Where the data below has the string "zcdj", return the whole line.
[START OF Stored records]
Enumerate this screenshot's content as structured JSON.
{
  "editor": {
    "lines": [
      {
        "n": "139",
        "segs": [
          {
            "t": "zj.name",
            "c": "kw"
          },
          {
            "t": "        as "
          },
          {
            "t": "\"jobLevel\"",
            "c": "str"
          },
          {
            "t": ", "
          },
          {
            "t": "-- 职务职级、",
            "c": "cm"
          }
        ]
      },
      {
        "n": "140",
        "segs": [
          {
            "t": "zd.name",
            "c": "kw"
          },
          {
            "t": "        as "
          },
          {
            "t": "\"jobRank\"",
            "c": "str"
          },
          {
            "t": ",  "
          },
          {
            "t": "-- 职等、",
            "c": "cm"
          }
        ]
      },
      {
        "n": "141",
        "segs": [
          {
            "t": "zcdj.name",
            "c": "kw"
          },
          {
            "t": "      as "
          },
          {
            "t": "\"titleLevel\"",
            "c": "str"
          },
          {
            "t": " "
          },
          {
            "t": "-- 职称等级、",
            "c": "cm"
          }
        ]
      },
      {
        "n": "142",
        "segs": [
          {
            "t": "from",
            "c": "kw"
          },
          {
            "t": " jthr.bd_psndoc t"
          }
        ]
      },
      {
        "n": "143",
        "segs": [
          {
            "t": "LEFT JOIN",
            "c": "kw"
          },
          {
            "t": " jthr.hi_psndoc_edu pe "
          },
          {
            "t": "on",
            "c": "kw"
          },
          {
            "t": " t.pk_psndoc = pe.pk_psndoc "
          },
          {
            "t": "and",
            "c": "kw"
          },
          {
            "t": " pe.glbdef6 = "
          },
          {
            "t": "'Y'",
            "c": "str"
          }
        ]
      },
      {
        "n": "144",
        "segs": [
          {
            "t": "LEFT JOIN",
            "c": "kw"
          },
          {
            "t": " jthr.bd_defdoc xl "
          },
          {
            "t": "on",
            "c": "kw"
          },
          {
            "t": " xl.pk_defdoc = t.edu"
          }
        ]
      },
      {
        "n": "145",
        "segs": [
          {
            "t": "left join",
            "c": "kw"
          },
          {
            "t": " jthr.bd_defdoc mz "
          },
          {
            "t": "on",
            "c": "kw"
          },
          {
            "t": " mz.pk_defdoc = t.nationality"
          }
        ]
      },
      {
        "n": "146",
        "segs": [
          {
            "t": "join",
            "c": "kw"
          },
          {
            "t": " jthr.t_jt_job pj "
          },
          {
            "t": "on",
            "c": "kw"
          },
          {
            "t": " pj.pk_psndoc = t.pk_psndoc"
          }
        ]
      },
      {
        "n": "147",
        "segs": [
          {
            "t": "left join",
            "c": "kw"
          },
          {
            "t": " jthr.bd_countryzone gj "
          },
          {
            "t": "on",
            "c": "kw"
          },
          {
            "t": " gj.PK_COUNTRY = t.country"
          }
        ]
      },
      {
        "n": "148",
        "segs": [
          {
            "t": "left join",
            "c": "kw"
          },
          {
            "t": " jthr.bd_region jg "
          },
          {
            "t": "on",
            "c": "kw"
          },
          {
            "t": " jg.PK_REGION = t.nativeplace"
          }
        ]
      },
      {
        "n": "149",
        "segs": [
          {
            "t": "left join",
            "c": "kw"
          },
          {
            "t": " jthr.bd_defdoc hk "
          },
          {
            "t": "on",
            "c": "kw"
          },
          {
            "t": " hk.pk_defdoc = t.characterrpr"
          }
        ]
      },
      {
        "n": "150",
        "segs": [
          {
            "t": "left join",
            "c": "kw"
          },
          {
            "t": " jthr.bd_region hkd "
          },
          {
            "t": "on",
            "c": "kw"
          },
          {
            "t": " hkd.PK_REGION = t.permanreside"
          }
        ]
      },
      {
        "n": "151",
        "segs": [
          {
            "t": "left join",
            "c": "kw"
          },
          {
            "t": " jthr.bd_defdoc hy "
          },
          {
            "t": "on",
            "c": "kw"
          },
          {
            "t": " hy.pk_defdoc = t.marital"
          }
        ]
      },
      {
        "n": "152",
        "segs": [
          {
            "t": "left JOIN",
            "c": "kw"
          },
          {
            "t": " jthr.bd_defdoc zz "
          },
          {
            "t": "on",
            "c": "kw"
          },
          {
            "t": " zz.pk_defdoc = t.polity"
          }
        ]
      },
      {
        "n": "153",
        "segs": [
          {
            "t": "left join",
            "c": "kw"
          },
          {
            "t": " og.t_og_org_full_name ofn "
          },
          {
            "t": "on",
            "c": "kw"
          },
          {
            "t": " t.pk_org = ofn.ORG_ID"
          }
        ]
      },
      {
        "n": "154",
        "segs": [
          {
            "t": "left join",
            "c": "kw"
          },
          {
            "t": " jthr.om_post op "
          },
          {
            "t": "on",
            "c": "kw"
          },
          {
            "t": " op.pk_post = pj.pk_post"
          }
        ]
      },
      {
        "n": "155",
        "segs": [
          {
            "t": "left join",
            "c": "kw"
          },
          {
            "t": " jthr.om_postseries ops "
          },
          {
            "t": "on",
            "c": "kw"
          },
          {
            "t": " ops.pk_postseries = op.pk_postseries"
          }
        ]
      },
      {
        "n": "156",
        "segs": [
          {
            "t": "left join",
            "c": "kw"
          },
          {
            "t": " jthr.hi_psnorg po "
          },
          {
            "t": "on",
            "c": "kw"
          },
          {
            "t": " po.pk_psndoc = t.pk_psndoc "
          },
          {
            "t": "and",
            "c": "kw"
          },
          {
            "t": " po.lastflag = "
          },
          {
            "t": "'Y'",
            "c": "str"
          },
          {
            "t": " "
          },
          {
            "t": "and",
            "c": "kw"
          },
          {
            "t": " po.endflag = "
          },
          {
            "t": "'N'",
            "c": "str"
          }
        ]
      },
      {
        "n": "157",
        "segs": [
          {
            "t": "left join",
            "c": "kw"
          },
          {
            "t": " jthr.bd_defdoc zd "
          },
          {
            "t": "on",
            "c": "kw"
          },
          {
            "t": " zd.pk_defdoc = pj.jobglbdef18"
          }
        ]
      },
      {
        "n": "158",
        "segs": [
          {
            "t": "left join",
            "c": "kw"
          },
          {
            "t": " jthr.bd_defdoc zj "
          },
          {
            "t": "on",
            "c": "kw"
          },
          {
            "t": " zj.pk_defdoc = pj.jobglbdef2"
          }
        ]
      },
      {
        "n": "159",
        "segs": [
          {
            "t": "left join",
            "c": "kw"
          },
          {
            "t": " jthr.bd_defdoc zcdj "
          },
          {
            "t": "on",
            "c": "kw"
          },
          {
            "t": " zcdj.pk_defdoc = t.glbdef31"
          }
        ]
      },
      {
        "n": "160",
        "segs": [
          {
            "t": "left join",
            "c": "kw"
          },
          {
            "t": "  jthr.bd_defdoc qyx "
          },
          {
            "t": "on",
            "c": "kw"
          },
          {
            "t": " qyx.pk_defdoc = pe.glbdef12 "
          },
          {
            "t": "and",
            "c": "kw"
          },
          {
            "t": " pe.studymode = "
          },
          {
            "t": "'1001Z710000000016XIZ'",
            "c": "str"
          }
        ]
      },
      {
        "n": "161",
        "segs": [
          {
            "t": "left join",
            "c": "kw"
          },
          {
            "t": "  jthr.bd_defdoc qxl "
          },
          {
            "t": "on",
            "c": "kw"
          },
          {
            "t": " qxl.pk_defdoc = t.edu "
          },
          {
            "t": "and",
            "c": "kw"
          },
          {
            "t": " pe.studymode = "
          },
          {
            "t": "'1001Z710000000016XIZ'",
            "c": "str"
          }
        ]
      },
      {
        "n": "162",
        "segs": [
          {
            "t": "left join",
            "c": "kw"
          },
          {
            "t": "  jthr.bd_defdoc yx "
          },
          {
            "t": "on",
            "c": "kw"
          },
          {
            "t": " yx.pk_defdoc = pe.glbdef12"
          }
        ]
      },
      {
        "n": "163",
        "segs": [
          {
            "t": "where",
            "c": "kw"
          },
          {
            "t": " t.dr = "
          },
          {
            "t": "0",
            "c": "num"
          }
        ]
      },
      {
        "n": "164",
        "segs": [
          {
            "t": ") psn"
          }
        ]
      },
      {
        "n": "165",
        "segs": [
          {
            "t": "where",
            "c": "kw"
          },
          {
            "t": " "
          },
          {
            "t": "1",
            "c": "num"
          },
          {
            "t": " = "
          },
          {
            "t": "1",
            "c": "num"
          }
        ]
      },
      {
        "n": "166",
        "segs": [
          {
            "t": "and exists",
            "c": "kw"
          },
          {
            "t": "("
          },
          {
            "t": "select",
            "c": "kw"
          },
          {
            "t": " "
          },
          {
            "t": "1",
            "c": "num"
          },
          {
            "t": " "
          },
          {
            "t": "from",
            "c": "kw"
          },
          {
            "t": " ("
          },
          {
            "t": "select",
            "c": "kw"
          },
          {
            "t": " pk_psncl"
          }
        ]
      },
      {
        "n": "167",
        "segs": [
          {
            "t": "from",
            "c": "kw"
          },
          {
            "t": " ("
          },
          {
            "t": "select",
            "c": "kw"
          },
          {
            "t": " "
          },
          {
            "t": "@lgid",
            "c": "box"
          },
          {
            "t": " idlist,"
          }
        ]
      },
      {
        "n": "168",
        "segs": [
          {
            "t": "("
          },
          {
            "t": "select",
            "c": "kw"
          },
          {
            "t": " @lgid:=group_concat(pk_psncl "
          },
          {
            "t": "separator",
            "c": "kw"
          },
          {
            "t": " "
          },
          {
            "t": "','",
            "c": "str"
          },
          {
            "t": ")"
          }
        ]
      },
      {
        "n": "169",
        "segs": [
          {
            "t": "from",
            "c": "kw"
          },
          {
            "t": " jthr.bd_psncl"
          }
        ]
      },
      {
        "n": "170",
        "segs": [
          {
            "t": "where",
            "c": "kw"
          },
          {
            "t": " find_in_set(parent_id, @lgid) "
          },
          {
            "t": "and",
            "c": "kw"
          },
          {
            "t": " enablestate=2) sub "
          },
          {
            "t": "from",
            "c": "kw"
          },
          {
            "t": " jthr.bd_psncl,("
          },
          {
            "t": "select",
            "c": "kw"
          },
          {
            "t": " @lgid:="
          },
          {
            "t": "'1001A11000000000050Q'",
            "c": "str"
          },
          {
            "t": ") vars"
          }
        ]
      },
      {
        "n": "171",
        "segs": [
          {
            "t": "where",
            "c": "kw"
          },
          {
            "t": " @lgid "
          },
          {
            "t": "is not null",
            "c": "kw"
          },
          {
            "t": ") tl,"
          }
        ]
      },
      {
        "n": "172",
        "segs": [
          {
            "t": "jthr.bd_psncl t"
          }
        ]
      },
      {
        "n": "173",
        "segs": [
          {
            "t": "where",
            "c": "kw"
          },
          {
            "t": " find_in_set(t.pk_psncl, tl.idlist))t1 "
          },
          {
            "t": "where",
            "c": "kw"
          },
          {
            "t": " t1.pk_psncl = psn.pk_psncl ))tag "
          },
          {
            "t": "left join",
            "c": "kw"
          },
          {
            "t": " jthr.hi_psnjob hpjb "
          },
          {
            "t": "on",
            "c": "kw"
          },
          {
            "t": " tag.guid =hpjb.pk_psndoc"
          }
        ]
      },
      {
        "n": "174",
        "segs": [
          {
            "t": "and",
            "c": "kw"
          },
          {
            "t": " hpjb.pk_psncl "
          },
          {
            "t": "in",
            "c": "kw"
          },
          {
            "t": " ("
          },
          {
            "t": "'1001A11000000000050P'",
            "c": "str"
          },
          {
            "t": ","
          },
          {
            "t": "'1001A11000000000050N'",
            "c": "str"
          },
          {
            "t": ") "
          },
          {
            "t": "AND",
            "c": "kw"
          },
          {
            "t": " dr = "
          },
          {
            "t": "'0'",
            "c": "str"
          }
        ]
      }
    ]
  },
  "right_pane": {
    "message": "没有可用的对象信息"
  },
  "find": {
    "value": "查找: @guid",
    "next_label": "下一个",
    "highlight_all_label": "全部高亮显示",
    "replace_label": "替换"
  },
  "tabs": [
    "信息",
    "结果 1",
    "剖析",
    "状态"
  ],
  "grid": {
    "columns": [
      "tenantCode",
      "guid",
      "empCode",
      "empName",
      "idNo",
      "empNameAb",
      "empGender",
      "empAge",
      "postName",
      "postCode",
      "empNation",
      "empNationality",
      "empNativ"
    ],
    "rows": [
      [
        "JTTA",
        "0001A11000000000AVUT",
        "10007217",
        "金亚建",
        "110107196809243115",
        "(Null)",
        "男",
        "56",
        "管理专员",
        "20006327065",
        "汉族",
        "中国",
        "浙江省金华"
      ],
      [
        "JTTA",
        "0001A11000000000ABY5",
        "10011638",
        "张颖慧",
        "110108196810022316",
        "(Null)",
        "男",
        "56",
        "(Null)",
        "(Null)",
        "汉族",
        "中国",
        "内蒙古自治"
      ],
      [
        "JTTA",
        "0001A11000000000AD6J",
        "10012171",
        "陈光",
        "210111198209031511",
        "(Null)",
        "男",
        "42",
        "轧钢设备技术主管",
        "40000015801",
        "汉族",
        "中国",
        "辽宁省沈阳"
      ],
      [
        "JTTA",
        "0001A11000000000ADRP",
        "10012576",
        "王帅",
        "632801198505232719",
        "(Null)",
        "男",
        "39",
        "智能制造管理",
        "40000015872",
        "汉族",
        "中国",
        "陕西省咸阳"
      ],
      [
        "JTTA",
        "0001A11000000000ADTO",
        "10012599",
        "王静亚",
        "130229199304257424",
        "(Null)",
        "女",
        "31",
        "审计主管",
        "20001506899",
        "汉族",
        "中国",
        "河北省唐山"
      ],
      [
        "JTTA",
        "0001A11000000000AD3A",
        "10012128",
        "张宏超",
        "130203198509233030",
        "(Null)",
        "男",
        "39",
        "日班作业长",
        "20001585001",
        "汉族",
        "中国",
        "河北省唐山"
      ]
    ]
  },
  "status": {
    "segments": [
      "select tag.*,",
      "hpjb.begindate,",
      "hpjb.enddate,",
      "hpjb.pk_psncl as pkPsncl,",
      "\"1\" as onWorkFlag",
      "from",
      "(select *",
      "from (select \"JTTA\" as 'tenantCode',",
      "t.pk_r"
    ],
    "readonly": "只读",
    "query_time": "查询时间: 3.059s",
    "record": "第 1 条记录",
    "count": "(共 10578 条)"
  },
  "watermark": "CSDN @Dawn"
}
[END OF Stored records]
*The completed task*.
            "t": "zcdj.name",
            "t": " jthr.bd_defdoc zcdj "
            "t": " zcdj.pk_defdoc = t.glbdef31"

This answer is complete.